SET TASK: Print all of the data exactly.
***** DATASET EXCERPTS *****
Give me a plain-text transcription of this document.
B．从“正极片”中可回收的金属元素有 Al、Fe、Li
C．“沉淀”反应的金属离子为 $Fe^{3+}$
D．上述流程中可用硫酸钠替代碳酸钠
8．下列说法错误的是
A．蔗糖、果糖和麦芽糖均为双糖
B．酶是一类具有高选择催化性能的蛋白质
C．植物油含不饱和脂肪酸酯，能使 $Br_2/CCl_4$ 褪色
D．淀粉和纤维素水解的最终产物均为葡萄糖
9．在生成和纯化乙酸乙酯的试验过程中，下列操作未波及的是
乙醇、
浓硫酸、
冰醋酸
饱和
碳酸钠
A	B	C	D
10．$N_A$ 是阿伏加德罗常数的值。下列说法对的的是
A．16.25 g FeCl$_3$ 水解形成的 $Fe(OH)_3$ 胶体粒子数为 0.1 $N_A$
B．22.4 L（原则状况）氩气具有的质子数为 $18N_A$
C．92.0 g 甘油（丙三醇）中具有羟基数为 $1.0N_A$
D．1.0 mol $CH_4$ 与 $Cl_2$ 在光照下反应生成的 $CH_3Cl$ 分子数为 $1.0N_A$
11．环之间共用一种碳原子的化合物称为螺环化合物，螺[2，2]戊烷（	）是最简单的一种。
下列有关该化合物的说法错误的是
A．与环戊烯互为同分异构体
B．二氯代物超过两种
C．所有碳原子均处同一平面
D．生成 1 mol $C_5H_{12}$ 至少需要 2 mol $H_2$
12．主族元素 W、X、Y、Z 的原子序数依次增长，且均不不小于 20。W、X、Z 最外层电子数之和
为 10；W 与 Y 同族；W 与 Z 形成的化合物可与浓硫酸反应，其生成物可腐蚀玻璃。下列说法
*****
RESULT OF THE EXERCISE:
Give me a plain-text transcription of this document.
B．从“正极片”中可回收的金属元素有 Al、Fe、Li
C．“沉淀”反应的金属离子为 $Fe^{3+}$
D．上述流程中可用硫酸钠替代碳酸钠
8．下列说法错误的是
A．蔗糖、果糖和麦芽糖均为双糖
B．酶是一类具有高选择催化性能的蛋白质
C．植物油含不饱和脂肪酸酯，能使 $Br_2/CCl_4$ 褪色
D．淀粉和纤维素水解的最终产物均为葡萄糖
9．在生成和纯化乙酸乙酯的试验过程中，下列操作未波及的是
乙醇、
浓硫酸、
冰醋酸
饱和
碳酸钠
A	B	C	D
10．$N_A$ 是阿伏加德罗常数的值。下列说法对的的是
A．16.25 g FeCl$_3$ 水解形成的 $Fe(OH)_3$ 胶体粒子数为 0.1 $N_A$
B．22.4 L（原则状况）氩气具有的质子数为 $18N_A$
C．92.0 g 甘油（丙三醇）中具有羟基数为 $1.0N_A$
D．1.0 mol $CH_4$ 与 $Cl_2$ 在光照下反应生成的 $CH_3Cl$ 分子数为 $1.0N_A$
11．环之间共用一种碳原子的化合物称为螺环化合物，螺[2，2]戊烷（	）是最简单的一种。
下列有关该化合物的说法错误的是
A．与环戊烯互为同分异构体
B．二氯代物超过两种
C．所有碳原子均处同一平面
D．生成 1 mol $C_5H_{12}$ 至少需要 2 mol $H_2$
12．主族元素 W、X、Y、Z 的原子序数依次增长，且均不不小于 20。W、X、Z 最外层电子数之和
为 10；W 与 Y 同族；W 与 Z 形成的化合物可与浓硫酸反应，其生成物可腐蚀玻璃。下列说法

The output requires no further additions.